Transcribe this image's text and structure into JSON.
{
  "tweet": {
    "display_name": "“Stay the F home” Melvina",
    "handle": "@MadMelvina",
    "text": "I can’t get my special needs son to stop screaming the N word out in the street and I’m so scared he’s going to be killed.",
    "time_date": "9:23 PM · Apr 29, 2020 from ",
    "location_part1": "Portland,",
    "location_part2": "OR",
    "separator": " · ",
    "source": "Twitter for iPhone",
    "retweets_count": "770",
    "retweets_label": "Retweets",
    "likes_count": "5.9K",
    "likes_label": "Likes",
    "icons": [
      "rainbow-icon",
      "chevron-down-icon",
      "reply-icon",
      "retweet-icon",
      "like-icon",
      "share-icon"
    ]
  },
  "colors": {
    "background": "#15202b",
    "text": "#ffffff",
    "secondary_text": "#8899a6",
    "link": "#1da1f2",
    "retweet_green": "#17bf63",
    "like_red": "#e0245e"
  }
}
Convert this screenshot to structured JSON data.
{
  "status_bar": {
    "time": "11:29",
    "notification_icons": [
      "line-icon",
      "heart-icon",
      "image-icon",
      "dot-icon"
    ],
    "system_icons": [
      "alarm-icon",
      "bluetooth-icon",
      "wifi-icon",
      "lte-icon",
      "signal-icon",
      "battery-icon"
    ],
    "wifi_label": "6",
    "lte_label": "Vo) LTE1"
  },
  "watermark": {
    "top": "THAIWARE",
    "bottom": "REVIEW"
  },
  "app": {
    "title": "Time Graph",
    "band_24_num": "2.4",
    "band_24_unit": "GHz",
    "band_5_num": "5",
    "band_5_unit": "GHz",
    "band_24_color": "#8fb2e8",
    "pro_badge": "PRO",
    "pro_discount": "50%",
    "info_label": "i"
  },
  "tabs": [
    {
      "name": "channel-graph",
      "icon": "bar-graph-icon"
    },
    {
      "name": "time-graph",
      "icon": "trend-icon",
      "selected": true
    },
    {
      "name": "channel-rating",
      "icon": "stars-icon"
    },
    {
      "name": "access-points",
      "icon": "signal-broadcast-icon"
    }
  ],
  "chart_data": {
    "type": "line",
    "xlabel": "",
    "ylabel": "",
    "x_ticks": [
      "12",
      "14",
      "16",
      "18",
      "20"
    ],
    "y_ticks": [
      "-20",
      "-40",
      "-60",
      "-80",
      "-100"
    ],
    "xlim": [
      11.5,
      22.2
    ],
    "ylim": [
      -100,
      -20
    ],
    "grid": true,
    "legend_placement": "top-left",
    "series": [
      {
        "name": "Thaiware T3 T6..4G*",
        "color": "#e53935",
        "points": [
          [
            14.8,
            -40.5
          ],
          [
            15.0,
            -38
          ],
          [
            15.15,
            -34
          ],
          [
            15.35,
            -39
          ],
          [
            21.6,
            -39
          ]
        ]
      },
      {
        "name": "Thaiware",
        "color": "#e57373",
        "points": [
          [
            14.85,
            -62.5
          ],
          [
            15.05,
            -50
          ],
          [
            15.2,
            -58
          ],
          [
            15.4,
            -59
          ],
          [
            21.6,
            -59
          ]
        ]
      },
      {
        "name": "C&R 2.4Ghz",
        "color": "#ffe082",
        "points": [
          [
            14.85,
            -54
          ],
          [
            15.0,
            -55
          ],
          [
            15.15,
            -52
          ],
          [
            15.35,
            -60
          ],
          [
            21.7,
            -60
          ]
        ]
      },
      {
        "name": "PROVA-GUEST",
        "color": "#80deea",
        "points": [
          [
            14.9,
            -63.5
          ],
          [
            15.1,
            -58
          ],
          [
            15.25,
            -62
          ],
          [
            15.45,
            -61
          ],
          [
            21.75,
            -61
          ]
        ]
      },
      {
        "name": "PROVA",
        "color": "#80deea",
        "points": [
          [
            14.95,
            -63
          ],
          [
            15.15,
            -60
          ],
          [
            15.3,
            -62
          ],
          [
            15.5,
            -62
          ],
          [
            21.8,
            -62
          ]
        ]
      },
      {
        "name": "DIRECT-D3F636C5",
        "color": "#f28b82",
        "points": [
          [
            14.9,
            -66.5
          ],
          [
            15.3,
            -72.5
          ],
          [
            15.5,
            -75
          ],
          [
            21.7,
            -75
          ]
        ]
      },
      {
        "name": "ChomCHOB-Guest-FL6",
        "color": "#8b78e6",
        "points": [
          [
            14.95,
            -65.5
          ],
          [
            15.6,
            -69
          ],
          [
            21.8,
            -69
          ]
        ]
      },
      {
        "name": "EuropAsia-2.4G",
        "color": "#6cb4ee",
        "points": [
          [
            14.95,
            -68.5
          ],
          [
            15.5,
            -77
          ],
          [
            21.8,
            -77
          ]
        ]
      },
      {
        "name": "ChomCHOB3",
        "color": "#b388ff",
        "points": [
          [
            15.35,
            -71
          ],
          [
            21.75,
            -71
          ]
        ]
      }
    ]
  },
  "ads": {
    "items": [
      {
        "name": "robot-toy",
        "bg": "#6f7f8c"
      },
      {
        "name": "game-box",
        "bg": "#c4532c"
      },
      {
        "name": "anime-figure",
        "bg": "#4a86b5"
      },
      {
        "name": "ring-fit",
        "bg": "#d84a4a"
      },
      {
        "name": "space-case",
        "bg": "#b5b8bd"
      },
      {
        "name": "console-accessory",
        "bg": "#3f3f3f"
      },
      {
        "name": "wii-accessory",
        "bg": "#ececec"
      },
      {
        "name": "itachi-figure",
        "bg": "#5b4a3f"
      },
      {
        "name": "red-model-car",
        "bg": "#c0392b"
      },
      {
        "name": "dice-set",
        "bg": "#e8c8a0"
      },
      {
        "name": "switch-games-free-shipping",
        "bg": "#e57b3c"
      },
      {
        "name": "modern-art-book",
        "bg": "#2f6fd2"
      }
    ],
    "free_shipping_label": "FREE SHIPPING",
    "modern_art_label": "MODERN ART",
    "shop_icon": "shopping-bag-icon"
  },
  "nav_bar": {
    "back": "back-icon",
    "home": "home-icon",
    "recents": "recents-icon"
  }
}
.....
**EXERCISE INSTRUCTIONS**. Without leaving anything out, quote all the data.

**RESULT FOR THIS TASK**.
Transcribe this image's text and structure into JSON.
{
  "tweet": {
    "display_name": "“Stay the F home” Melvina",
    "handle": "@MadMelvina",
    "text": "I can’t get my special needs son to stop screaming the N word out in the street and I’m so scared he’s going to be killed.",
    "time_date": "9:23 PM · Apr 29, 2020 from ",
    "location_part1": "Portland,",
    "location_part2": "OR",
    "separator": " · ",
    "source": "Twitter for iPhone",
    "retweets_count": "770",
    "retweets_label": "Retweets",
    "likes_count": "5.9K",
    "likes_label": "Likes",
    "icons": [
      "rainbow-icon",
      "chevron-down-icon",
      "reply-icon",
      "retweet-icon",
      "like-icon",
      "share-icon"
    ]
  },
  "colors": {
    "background": "#15202b",
    "text": "#ffffff",
    "secondary_text": "#8899a6",
    "link": "#1da1f2",
    "retweet_green": "#17bf63",
    "like_red": "#e0245e"
  }
}
Convert this screenshot to structured JSON data.
{
  "status_bar": {
    "time": "11:29",
    "notification_icons": [
      "line-icon",
      "heart-icon",
      "image-icon",
      "dot-icon"
    ],
    "system_icons": [
      "alarm-icon",
      "bluetooth-icon",
      "wifi-icon",
      "lte-icon",
      "signal-icon",
      "battery-icon"
    ],
    "wifi_label": "6",
    "lte_label": "Vo) LTE1"
  },
  "watermark": {
    "top": "THAIWARE",
    "bottom": "REVIEW"
  },
  "app": {
    "title": "Time Graph",
    "band_24_num": "2.4",
    "band_24_unit": "GHz",
    "band_5_num": "5",
    "band_5_unit": "GHz",
    "band_24_color": "#8fb2e8",
    "pro_badge": "PRO",
    "pro_discount": "50%",
    "info_label": "i"
  },
  "tabs": [
    {
      "name": "channel-graph",
      "icon": "bar-graph-icon"
    },
    {
      "name": "time-graph",
      "icon": "trend-icon",
      "selected": true
    },
    {
      "name": "channel-rating",
      "icon": "stars-icon"
    },
    {
      "name": "access-points",
      "icon": "signal-broadcast-icon"
    }
  ],
  "chart_data": {
    "type": "line",
    "xlabel": "",
    "ylabel": "",
    "x_ticks": [
      "12",
      "14",
      "16",
      "18",
      "20"
    ],
    "y_ticks": [
      "-20",
      "-40",
      "-60",
      "-80",
      "-100"
    ],
    "xlim": [
      11.5,
      22.2
    ],
    "ylim": [
      -100,
      -20
    ],
    "grid": true,
    "legend_placement": "top-left",
    "series": [
      {
        "name": "Thaiware T3 T6..4G*",
        "color": "#e53935",
        "points": [
          [
            14.8,
            -40.5
          ],
          [
            15.0,
            -38
          ],
          [
            15.15,
            -34
          ],
          [
            15.35,
            -39
          ],
          [
            21.6,
            -39
          ]
        ]
      },
      {
        "name": "Thaiware",
        "color": "#e57373",
        "points": [
          [
            14.85,
            -62.5
          ],
          [
            15.05,
            -50
          ],
          [
            15.2,
            -58
          ],
          [
            15.4,
            -59
          ],
          [
            21.6,
            -59
          ]
        ]
      },
      {
        "name": "C&R 2.4Ghz",
        "color": "#ffe082",
        "points": [
          [
            14.85,
            -54
          ],
          [
            15.0,
            -55
          ],
          [
            15.15,
            -52
          ],
          [
            15.35,
            -60
          ],
          [
            21.7,
            -60
          ]
        ]
      },
      {
        "name": "PROVA-GUEST",
        "color": "#80deea",
        "points": [
          [
            14.9,
            -63.5
          ],
          [
            15.1,
            -58
          ],
          [
            15.25,
            -62
          ],
          [
            15.45,
            -61
          ],
          [
            21.75,
            -61
          ]
        ]
      },
      {
        "name": "PROVA",
        "color": "#80deea",
        "points": [
          [
            14.95,
            -63
          ],
          [
            15.15,
            -60
          ],
          [
            15.3,
            -62
          ],
          [
            15.5,
            -62
          ],
          [
            21.8,
            -62
          ]
        ]
      },
      {
        "name": "DIRECT-D3F636C5",
        "color": "#f28b82",
        "points": [
          [
            14.9,
            -66.5
          ],
          [
            15.3,
            -72.5
          ],
          [
            15.5,
            -75
          ],
          [
            21.7,
            -75
          ]
        ]
      },
      {
        "name": "ChomCHOB-Guest-FL6",
        "color": "#8b78e6",
        "points": [
          [
            14.95,
            -65.5
          ],
          [
            15.6,
            -69
          ],
          [
            21.8,
            -69
          ]
        ]
      },
      {
        "name": "EuropAsia-2.4G",
        "color": "#6cb4ee",
        "points": [
          [
            14.95,
            -68.5
          ],
          [
            15.5,
            -77
          ],
          [
            21.8,
            -77
          ]
        ]
      },
      {
        "name": "ChomCHOB3",
        "color": "#b388ff",
        "points": [
          [
            15.35,
            -71
          ],
          [
            21.75,
            -71
          ]
        ]
      }
    ]
  },
  "ads": {
    "items": [
      {
        "name": "robot-toy",
        "bg": "#6f7f8c"
      },
      {
        "name": "game-box",
        "bg": "#c4532c"
      },
      {
        "name": "anime-figure",
        "bg": "#4a86b5"
      },
      {
        "name": "ring-fit",
        "bg": "#d84a4a"
      },
      {
        "name": "space-case",
        "bg": "#b5b8bd"
      },
      {
        "name": "console-accessory",
        "bg": "#3f3f3f"
      },
      {
        "name": "wii-accessory",
        "bg": "#ececec"
      },
      {
        "name": "itachi-figure",
        "bg": "#5b4a3f"
      },
      {
        "name": "red-model-car",
        "bg": "#c0392b"
      },
      {
        "name": "dice-set",
        "bg": "#e8c8a0"
      },
      {
        "name": "switch-games-free-shipping",
        "bg": "#e57b3c"
      },
      {
        "name": "modern-art-book",
        "bg": "#2f6fd2"
      }
    ],
    "free_shipping_label": "FREE SHIPPING",
    "modern_art_label": "MODERN ART",
    "shop_icon": "shopping-bag-icon"
  },
  "nav_bar": {
    "back": "back-icon",
    "home": "home-icon",
    "recents": "recents-icon"
  }
}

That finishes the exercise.